═══ Data supplied

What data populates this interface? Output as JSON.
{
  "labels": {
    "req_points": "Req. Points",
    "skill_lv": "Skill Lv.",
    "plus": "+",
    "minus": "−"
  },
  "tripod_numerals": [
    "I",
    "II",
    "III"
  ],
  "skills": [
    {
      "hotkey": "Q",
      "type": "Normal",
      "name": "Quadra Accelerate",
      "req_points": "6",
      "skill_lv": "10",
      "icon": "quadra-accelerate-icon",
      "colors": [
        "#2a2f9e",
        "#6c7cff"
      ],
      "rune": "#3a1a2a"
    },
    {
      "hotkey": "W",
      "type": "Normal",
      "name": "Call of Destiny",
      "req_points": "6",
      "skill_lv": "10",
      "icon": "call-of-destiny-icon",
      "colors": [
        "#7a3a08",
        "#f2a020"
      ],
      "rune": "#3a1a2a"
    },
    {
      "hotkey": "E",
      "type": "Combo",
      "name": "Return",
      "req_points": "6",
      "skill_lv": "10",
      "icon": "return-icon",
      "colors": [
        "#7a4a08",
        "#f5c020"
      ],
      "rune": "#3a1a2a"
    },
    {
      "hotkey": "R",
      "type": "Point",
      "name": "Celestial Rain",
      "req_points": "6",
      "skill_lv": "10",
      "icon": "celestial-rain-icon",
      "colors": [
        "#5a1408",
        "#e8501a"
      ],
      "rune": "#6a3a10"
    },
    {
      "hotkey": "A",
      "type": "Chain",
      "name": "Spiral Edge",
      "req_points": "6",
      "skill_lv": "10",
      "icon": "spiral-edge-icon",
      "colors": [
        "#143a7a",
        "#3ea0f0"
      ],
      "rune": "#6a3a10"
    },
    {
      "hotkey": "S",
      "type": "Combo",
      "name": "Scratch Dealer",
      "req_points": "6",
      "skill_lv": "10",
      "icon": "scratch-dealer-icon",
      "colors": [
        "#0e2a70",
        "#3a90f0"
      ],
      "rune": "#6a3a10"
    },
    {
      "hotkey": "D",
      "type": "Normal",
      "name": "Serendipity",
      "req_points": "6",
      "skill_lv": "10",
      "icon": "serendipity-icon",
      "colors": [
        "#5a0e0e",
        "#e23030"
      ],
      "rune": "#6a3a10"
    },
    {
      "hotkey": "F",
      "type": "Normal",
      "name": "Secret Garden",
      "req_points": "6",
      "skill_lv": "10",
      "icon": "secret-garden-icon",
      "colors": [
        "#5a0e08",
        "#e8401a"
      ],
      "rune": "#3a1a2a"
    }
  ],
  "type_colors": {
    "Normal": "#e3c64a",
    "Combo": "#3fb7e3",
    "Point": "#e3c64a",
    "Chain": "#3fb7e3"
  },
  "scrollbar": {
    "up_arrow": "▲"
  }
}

══════

▶ The problem
Above are some records; extract every one of them exactly.

▶ Task response
What data populates this interface? Output as JSON.
{
  "labels": {
    "req_points": "Req. Points",
    "skill_lv": "Skill Lv.",
    "plus": "+",
    "minus": "−"
  },
  "tripod_numerals": [
    "I",
    "II",
    "III"
  ],
  "skills": [
    {
      "hotkey": "Q",
      "type": "Normal",
      "name": "Quadra Accelerate",
      "req_points": "6",
      "skill_lv": "10",
      "icon": "quadra-accelerate-icon",
      "colors": [
        "#2a2f9e",
        "#6c7cff"
      ],
      "rune": "#3a1a2a"
    },
    {
      "hotkey": "W",
      "type": "Normal",
      "name": "Call of Destiny",
      "req_points": "6",
      "skill_lv": "10",
      "icon": "call-of-destiny-icon",
      "colors": [
        "#7a3a08",
        "#f2a020"
      ],
      "rune": "#3a1a2a"
    },
    {
      "hotkey": "E",
      "type": "Combo",
      "name": "Return",
      "req_points": "6",
      "skill_lv": "10",
      "icon": "return-icon",
      "colors": [
        "#7a4a08",
        "#f5c020"
      ],
      "rune": "#3a1a2a"
    },
    {
      "hotkey": "R",
      "type": "Point",
      "name": "Celestial Rain",
      "req_points": "6",
      "skill_lv": "10",
      "icon": "celestial-rain-icon",
      "colors": [
        "#5a1408",
        "#e8501a"
      ],
      "rune": "#6a3a10"
    },
    {
      "hotkey": "A",
      "type": "Chain",
      "name": "Spiral Edge",
      "req_points": "6",
      "skill_lv": "10",
      "icon": "spiral-edge-icon",
      "colors": [
        "#143a7a",
        "#3ea0f0"
      ],
      "rune": "#6a3a10"
    },
    {
      "hotkey": "S",
      "type": "Combo",
      "name": "Scratch Dealer",
      "req_points": "6",
      "skill_lv": "10",
      "icon": "scratch-dealer-icon",
      "colors": [
        "#0e2a70",
        "#3a90f0"
      ],
      "rune": "#6a3a10"
    },
    {
      "hotkey": "D",
      "type": "Normal",
      "name": "Serendipity",
      "req_points": "6",
      "skill_lv": "10",
      "icon": "serendipity-icon",
      "colors": [
        "#5a0e0e",
        "#e23030"
      ],
      "rune": "#6a3a10"
    },
    {
      "hotkey": "F",
      "type": "Normal",
      "name": "Secret Garden",
      "req_points": "6",
      "skill_lv": "10",
      "icon": "secret-garden-icon",
      "colors": [
        "#5a0e08",
        "#e8401a"
      ],
      "rune": "#3a1a2a"
    }
  ],
  "type_colors": {
    "Normal": "#e3c64a",
    "Combo": "#3fb7e3",
    "Point": "#e3c64a",
    "Chain": "#3fb7e3"
  },
  "scrollbar": {
    "up_arrow": "▲"
  }
}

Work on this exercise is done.